== Exercise requirements ==
Repeat the listing in full, exactly as it stands.

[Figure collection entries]
>> BEGIN

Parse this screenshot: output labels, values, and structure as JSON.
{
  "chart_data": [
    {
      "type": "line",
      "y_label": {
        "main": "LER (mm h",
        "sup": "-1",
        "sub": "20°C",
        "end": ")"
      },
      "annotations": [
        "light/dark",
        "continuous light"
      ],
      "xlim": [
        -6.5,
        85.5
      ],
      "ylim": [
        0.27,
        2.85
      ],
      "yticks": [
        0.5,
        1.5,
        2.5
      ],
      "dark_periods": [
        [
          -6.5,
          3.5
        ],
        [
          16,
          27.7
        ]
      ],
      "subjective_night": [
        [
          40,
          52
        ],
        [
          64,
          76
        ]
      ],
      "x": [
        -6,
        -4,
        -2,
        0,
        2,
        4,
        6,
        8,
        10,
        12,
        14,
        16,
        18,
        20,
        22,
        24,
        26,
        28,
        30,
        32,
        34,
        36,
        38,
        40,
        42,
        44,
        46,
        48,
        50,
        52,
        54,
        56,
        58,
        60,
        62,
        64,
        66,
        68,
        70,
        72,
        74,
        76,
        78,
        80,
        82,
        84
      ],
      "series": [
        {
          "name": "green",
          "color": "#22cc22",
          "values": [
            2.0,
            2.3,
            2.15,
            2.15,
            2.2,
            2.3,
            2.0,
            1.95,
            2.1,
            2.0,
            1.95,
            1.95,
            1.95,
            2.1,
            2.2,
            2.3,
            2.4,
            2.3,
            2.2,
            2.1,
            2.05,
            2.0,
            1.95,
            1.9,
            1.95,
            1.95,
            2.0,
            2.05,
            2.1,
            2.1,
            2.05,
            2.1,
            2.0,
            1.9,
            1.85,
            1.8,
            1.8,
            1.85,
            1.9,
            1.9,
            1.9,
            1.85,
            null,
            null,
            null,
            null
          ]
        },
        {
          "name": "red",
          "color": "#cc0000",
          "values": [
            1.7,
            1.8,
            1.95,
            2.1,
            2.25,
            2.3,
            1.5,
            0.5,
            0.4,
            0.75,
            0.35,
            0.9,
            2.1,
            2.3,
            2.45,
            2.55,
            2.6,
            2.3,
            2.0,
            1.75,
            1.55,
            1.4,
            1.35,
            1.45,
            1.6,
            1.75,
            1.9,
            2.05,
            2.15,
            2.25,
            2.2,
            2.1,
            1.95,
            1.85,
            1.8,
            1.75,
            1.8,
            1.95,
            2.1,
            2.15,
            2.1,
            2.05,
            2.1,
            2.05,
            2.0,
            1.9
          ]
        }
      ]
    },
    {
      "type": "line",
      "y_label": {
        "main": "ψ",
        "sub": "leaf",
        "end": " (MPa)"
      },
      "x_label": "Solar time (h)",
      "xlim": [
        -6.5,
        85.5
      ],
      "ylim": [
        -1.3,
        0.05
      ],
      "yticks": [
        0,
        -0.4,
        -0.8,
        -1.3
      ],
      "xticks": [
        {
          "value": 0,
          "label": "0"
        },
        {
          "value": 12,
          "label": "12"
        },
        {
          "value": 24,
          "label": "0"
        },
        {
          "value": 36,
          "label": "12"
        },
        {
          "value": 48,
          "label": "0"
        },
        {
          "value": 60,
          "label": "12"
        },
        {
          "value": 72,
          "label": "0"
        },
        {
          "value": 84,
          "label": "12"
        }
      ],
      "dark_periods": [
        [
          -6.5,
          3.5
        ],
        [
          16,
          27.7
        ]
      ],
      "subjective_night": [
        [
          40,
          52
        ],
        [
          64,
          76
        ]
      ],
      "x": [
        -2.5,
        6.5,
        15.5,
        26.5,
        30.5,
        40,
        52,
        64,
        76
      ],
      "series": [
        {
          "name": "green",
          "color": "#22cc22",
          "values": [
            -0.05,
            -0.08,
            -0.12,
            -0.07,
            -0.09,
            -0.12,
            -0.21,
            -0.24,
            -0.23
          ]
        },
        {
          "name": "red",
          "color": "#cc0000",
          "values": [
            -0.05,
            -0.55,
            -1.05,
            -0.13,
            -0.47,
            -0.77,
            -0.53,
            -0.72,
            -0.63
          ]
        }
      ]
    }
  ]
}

>> END

== Complete output ==
Parse this screenshot: output labels, values, and structure as JSON.
{
  "chart_data": [
    {
      "type": "line",
      "y_label": {
        "main": "LER (mm h",
        "sup": "-1",
        "sub": "20°C",
        "end": ")"
      },
      "annotations": [
        "light/dark",
        "continuous light"
      ],
      "xlim": [
        -6.5,
        85.5
      ],
      "ylim": [
        0.27,
        2.85
      ],
      "yticks": [
        0.5,
        1.5,
        2.5
      ],
      "dark_periods": [
        [
          -6.5,
          3.5
        ],
        [
          16,
          27.7
        ]
      ],
      "subjective_night": [
        [
          40,
          52
        ],
        [
          64,
          76
        ]
      ],
      "x": [
        -6,
        -4,
        -2,
        0,
        2,
        4,
        6,
        8,
        10,
        12,
        14,
        16,
        18,
        20,
        22,
        24,
        26,
        28,
        30,
        32,
        34,
        36,
        38,
        40,
        42,
        44,
        46,
        48,
        50,
        52,
        54,
        56,
        58,
        60,
        62,
        64,
        66,
        68,
        70,
        72,
        74,
        76,
        78,
        80,
        82,
        84
      ],
      "series": [
        {
          "name": "green",
          "color": "#22cc22",
          "values": [
            2.0,
            2.3,
            2.15,
            2.15,
            2.2,
            2.3,
            2.0,
            1.95,
            2.1,
            2.0,
            1.95,
            1.95,
            1.95,
            2.1,
            2.2,
            2.3,
            2.4,
            2.3,
            2.2,
            2.1,
            2.05,
            2.0,
            1.95,
            1.9,
            1.95,
            1.95,
            2.0,
            2.05,
            2.1,
            2.1,
            2.05,
            2.1,
            2.0,
            1.9,
            1.85,
            1.8,
            1.8,
            1.85,
            1.9,
            1.9,
            1.9,
            1.85,
            null,
            null,
            null,
            null
          ]
        },
        {
          "name": "red",
          "color": "#cc0000",
          "values": [
            1.7,
            1.8,
            1.95,
            2.1,
            2.25,
            2.3,
            1.5,
            0.5,
            0.4,
            0.75,
            0.35,
            0.9,
            2.1,
            2.3,
            2.45,
            2.55,
            2.6,
            2.3,
            2.0,
            1.75,
            1.55,
            1.4,
            1.35,
            1.45,
            1.6,
            1.75,
            1.9,
            2.05,
            2.15,
            2.25,
            2.2,
            2.1,
            1.95,
            1.85,
            1.8,
            1.75,
            1.8,
            1.95,
            2.1,
            2.15,
            2.1,
            2.05,
            2.1,
            2.05,
            2.0,
            1.9
          ]
        }
      ]
    },
    {
      "type": "line",
      "y_label": {
        "main": "ψ",
        "sub": "leaf",
        "end": " (MPa)"
      },
      "x_label": "Solar time (h)",
      "xlim": [
        -6.5,
        85.5
      ],
      "ylim": [
        -1.3,
        0.05
      ],
      "yticks": [
        0,
        -0.4,
        -0.8,
        -1.3
      ],
      "xticks": [
        {
          "value": 0,
          "label": "0"
        },
        {
          "value": 12,
          "label": "12"
        },
        {
          "value": 24,
          "label": "0"
        },
        {
          "value": 36,
          "label": "12"
        },
        {
          "value": 48,
          "label": "0"
        },
        {
          "value": 60,
          "label": "12"
        },
        {
          "value": 72,
          "label": "0"
        },
        {
          "value": 84,
          "label": "12"
        }
      ],
      "dark_periods": [
        [
          -6.5,
          3.5
        ],
        [
          16,
          27.7
        ]
      ],
      "subjective_night": [
        [
          40,
          52
        ],
        [
          64,
          76
        ]
      ],
      "x": [
        -2.5,
        6.5,
        15.5,
        26.5,
        30.5,
        40,
        52,
        64,
        76
      ],
      "series": [
        {
          "name": "green",
          "color": "#22cc22",
          "values": [
            -0.05,
            -0.08,
            -0.12,
            -0.07,
            -0.09,
            -0.12,
            -0.21,
            -0.24,
            -0.23
          ]
        },
        {
          "name": "red",
          "color": "#cc0000",
          "values": [
            -0.05,
            -0.55,
            -1.05,
            -0.13,
            -0.47,
            -0.77,
            -0.53,
            -0.72,
            -0.63
          ]
        }
      ]
    }
  ]
}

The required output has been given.